Skip the pictures and repeat each line of the data exactly.

*ENTRIES*
+++

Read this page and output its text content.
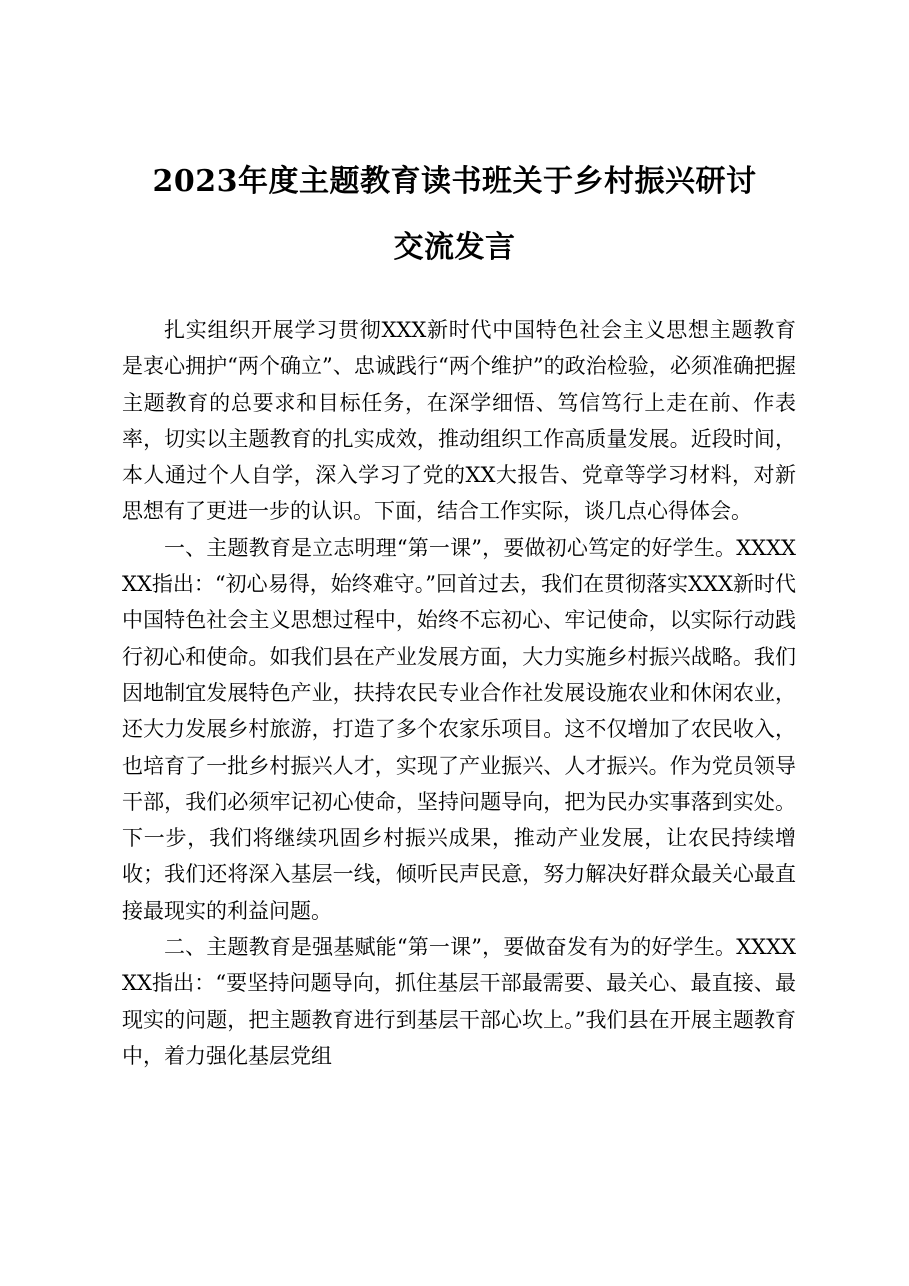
2023年度主题教育读书班关于乡村振兴研讨
交流发言

扎实组织开展学习贯彻XXX新时代中国特色社会主义思想主题教育是衷心拥护“两个确立”、忠诚践行“两个维护”的政治检验，必须准确把握主题教育的总要求和目标任务，在深学细悟、笃信笃行上走在前、作表率，切实以主题教育的扎实成效，推动组织工作高质量发展。近段时间，本人通过个人自学，深入学习了党的XX大报告、党章等学习材料，对新思想有了更进一步的认识。下面，结合工作实际，谈几点心得体会。

一、主题教育是立志明理“第一课”，要做初心笃定的好学生。XXXXXX指出：“初心易得，始终难守。”回首过去，我们在贯彻落实XXX新时代中国特色社会主义思想过程中，始终不忘初心、牢记使命，以实际行动践行初心和使命。如我们县在产业发展方面，大力实施乡村振兴战略。我们因地制宜发展特色产业，扶持农民专业合作社发展设施农业和休闲农业，还大力发展乡村旅游，打造了多个农家乐项目。这不仅增加了农民收入，也培育了一批乡村振兴人才，实现了产业振兴、人才振兴。作为党员领导干部，我们必须牢记初心使命，坚持问题导向，把为民办实事落到实处。下一步，我们将继续巩固乡村振兴成果，推动产业发展，让农民持续增收；我们还将深入基层一线，倾听民声民意，努力解决好群众最关心最直接最现实的利益问题。

二、主题教育是强基赋能“第一课”，要做奋发有为的好学生。XXXXXX指出：“要坚持问题导向，抓住基层干部最需要、最关心、最直接、最现实的问题，把主题教育进行到基层干部心坎上。”我们县在开展主题教育中，着力强化基层党组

+++

*SOLUTION*
Read this page and output its text content.
2023年度主题教育读书班关于乡村振兴研讨
交流发言

扎实组织开展学习贯彻XXX新时代中国特色社会主义思想主题教育是衷心拥护“两个确立”、忠诚践行“两个维护”的政治检验，必须准确把握主题教育的总要求和目标任务，在深学细悟、笃信笃行上走在前、作表率，切实以主题教育的扎实成效，推动组织工作高质量发展。近段时间，本人通过个人自学，深入学习了党的XX大报告、党章等学习材料，对新思想有了更进一步的认识。下面，结合工作实际，谈几点心得体会。

一、主题教育是立志明理“第一课”，要做初心笃定的好学生。XXXXXX指出：“初心易得，始终难守。”回首过去，我们在贯彻落实XXX新时代中国特色社会主义思想过程中，始终不忘初心、牢记使命，以实际行动践行初心和使命。如我们县在产业发展方面，大力实施乡村振兴战略。我们因地制宜发展特色产业，扶持农民专业合作社发展设施农业和休闲农业，还大力发展乡村旅游，打造了多个农家乐项目。这不仅增加了农民收入，也培育了一批乡村振兴人才，实现了产业振兴、人才振兴。作为党员领导干部，我们必须牢记初心使命，坚持问题导向，把为民办实事落到实处。下一步，我们将继续巩固乡村振兴成果，推动产业发展，让农民持续增收；我们还将深入基层一线，倾听民声民意，努力解决好群众最关心最直接最现实的利益问题。

二、主题教育是强基赋能“第一课”，要做奋发有为的好学生。XXXXXX指出：“要坚持问题导向，抓住基层干部最需要、最关心、最直接、最现实的问题，把主题教育进行到基层干部心坎上。”我们县在开展主题教育中，着力强化基层党组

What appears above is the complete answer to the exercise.